-- Begin --

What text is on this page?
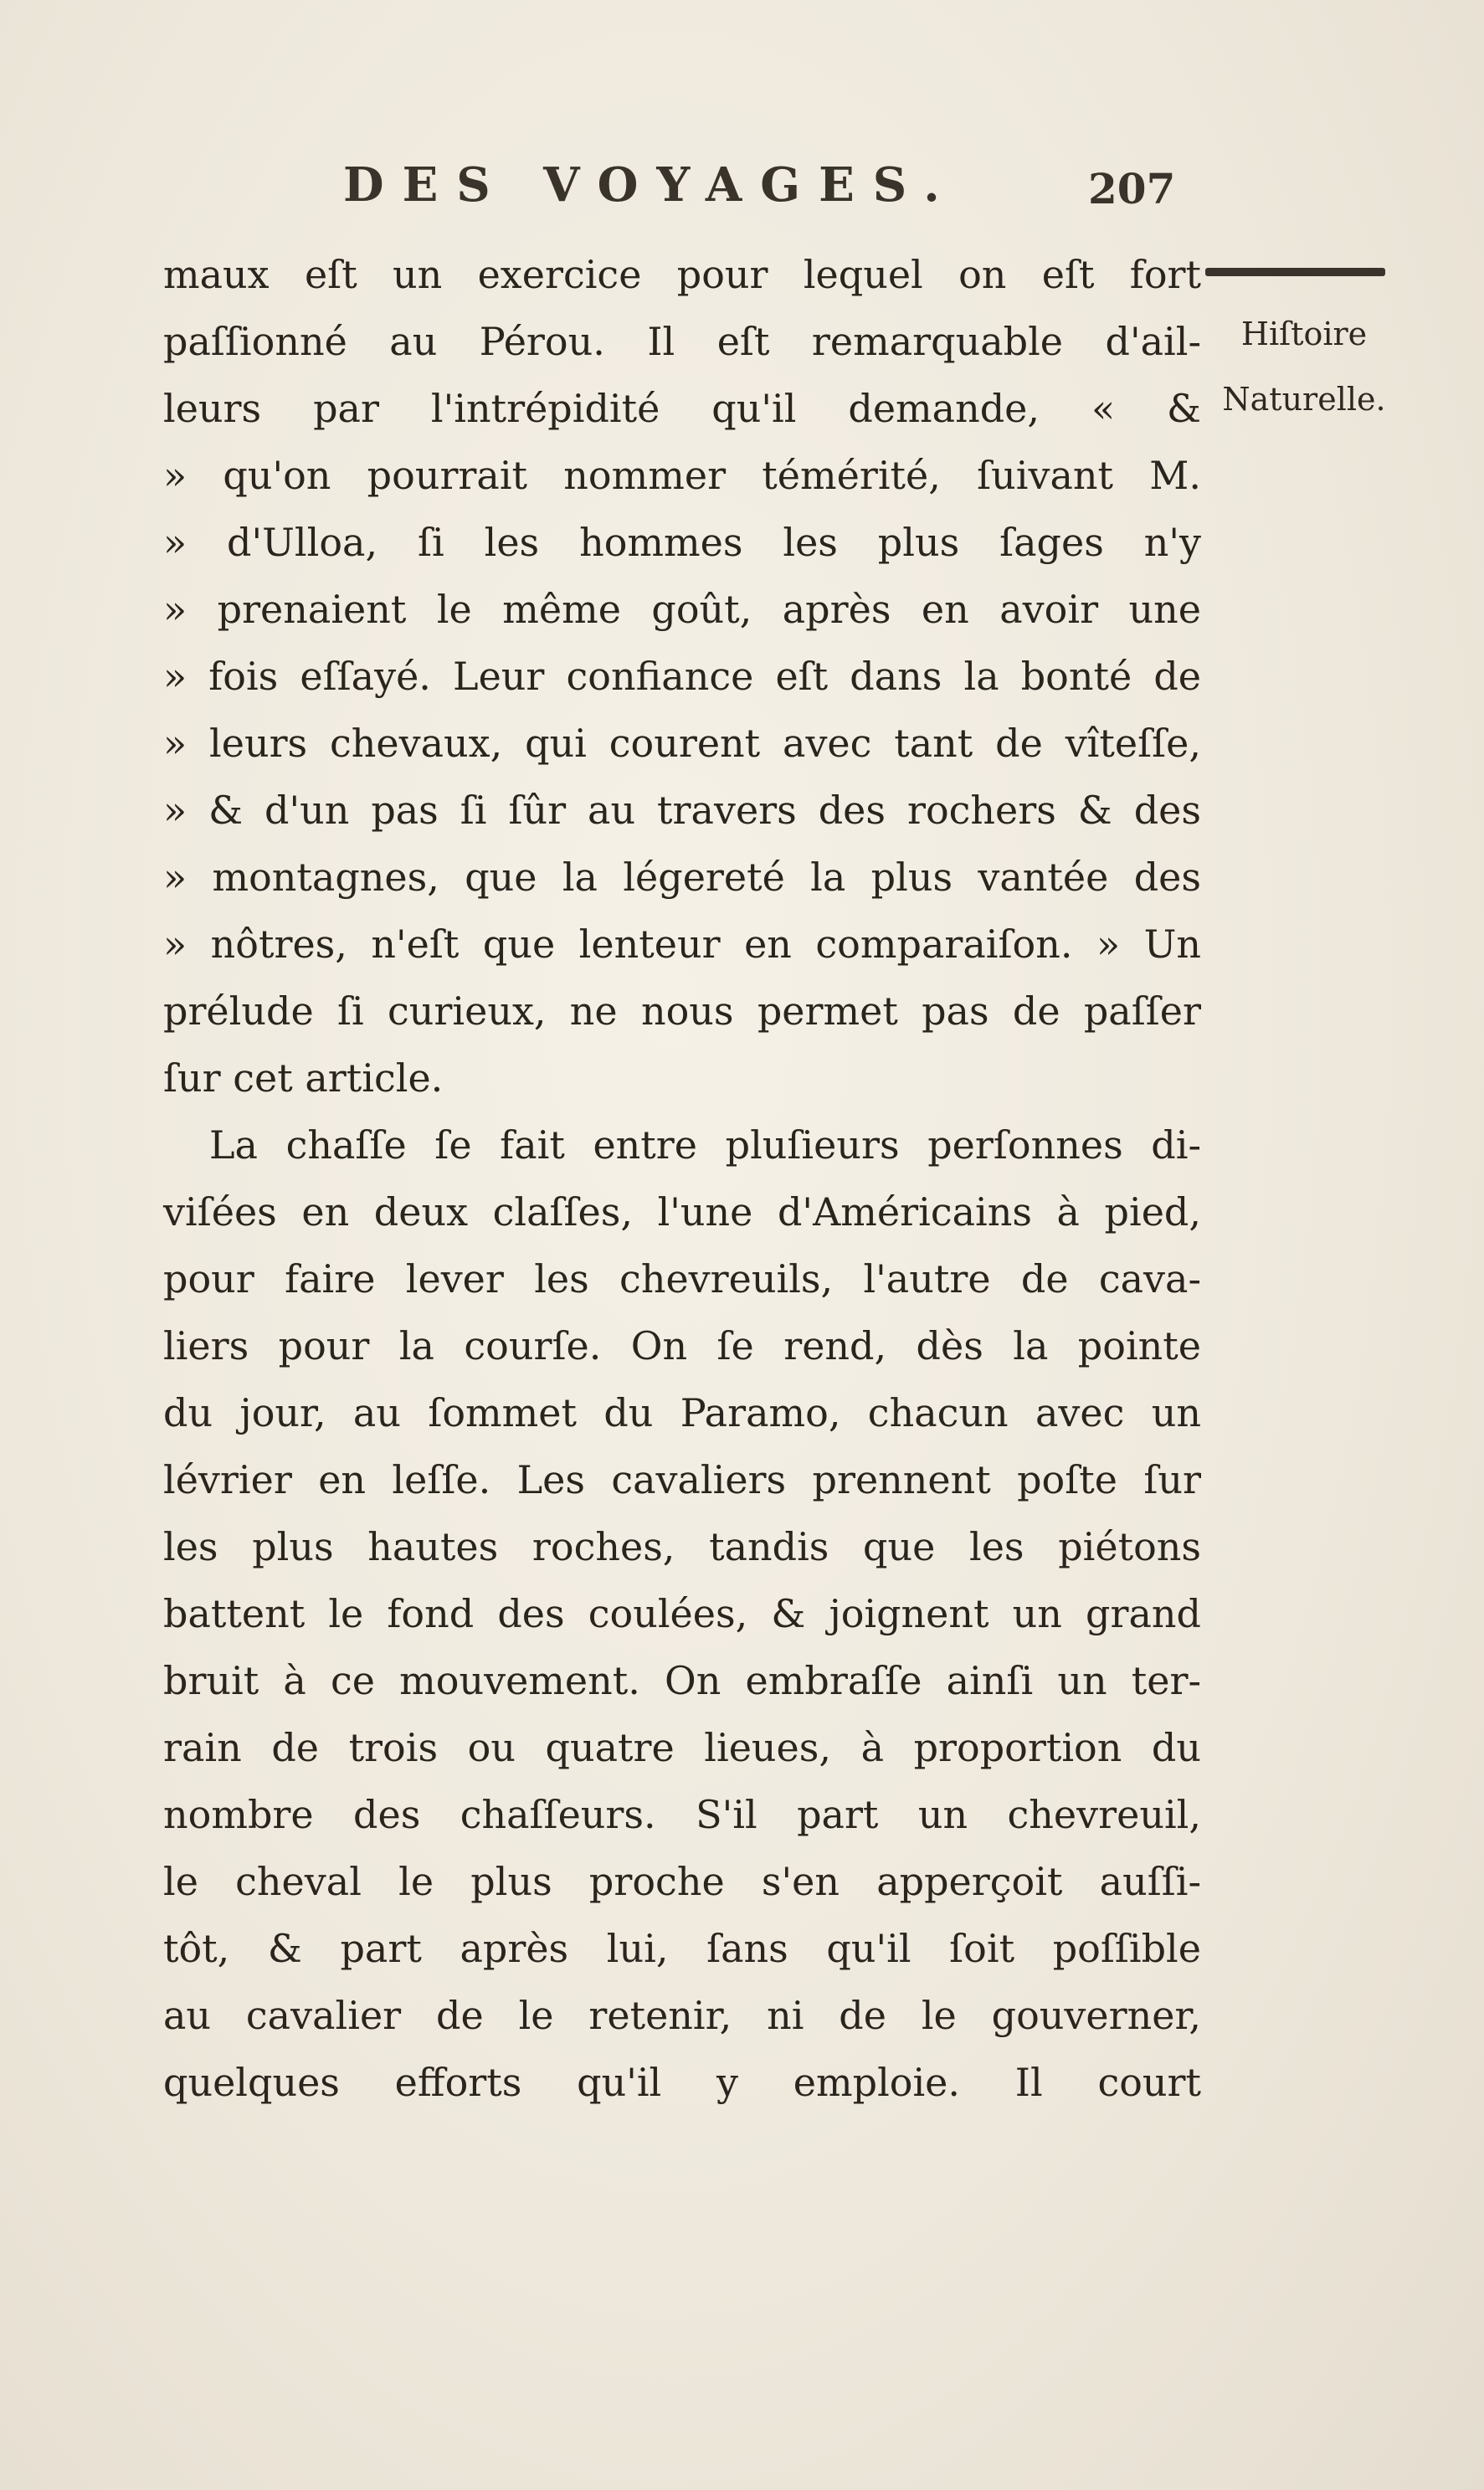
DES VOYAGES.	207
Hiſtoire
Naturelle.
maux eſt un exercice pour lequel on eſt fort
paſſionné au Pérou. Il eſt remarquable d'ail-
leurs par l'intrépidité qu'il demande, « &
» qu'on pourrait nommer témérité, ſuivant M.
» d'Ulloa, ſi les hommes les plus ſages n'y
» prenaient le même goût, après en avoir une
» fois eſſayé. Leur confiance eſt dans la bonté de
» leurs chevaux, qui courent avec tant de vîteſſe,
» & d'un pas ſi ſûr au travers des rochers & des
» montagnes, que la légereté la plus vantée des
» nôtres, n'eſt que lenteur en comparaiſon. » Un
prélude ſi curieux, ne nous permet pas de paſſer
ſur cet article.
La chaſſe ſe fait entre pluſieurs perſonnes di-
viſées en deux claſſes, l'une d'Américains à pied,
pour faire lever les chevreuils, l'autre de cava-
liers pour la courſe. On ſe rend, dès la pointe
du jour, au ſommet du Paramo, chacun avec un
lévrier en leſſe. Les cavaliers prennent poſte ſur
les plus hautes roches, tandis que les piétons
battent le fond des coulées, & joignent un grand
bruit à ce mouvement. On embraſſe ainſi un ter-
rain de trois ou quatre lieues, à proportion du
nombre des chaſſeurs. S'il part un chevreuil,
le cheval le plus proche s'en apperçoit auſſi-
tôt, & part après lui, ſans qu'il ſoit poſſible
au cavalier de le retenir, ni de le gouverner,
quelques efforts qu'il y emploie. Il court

-- End --
-- Begin --

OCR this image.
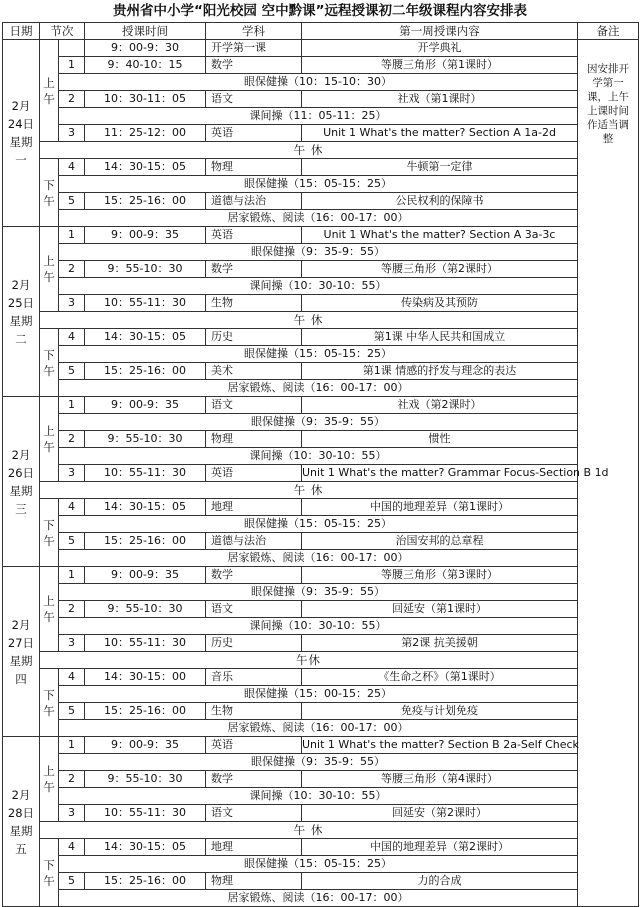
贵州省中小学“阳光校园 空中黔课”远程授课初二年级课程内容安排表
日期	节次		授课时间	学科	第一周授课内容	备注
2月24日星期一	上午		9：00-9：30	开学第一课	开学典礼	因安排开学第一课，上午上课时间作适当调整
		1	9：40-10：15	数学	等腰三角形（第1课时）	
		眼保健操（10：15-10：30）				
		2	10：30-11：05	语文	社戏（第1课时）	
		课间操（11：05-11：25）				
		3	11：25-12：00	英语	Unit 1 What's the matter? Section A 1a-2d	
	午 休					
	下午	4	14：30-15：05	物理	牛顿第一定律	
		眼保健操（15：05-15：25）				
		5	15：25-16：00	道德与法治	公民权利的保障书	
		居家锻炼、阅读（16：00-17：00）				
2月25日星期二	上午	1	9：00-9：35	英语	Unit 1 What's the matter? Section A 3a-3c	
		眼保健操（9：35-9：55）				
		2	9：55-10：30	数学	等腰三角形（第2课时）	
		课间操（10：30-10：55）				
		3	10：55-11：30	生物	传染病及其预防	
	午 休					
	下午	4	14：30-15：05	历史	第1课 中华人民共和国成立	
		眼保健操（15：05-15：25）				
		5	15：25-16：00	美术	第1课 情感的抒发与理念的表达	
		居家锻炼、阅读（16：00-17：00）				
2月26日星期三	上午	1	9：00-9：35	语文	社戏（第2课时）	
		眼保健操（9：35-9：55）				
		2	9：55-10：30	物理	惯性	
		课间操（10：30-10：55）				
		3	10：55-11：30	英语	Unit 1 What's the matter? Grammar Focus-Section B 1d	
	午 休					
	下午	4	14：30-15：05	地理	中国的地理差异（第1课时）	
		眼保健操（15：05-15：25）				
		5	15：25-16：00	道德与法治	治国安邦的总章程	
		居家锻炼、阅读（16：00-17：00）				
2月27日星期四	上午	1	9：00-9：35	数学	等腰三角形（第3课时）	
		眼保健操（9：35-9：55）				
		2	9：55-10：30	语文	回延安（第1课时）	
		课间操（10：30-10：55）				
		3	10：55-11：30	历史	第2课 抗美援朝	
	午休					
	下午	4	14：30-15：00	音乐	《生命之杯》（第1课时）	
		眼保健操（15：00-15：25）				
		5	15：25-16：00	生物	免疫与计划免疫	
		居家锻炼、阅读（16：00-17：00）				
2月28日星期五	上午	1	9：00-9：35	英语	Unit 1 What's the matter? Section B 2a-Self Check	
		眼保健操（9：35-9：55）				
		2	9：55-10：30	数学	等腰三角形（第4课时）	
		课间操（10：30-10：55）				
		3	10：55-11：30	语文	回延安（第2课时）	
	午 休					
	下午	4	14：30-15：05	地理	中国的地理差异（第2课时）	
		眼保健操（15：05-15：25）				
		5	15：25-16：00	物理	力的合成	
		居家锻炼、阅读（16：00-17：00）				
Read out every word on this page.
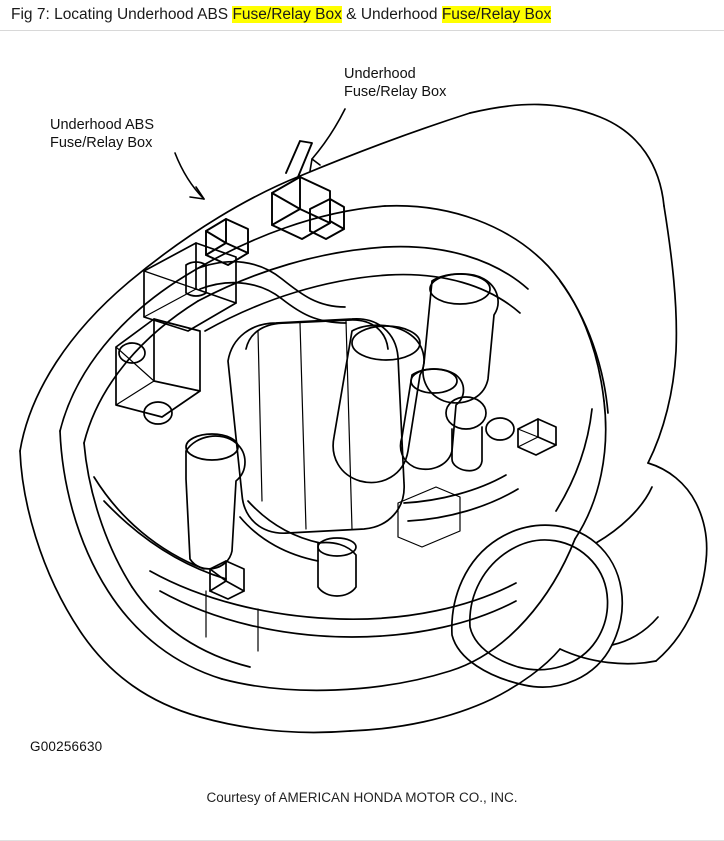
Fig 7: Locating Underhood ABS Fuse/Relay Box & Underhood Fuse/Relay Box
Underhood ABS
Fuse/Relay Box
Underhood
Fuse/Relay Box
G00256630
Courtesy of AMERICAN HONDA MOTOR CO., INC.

-- End --
-- Begin --

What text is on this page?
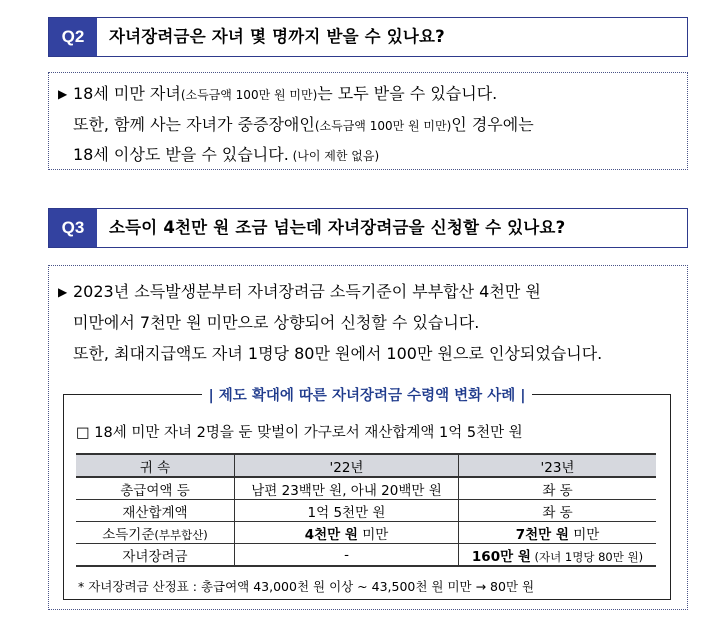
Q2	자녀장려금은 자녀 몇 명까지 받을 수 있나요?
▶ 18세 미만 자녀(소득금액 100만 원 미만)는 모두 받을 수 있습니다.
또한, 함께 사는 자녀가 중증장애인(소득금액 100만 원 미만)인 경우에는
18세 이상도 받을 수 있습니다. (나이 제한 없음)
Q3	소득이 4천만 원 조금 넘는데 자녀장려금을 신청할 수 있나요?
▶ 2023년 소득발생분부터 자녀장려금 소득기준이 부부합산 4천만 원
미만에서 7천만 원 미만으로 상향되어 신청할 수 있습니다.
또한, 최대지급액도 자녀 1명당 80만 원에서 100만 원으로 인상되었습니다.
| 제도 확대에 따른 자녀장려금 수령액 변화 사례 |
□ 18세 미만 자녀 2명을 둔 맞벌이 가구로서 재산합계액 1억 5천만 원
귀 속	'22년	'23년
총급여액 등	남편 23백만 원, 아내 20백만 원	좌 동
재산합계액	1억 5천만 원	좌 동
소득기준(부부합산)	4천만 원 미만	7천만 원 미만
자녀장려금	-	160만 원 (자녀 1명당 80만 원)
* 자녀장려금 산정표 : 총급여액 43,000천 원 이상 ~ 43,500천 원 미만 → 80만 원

-- End --

*Written problem:*
Report only how many lines in the records contain the word "Underhood".

*Response:*
3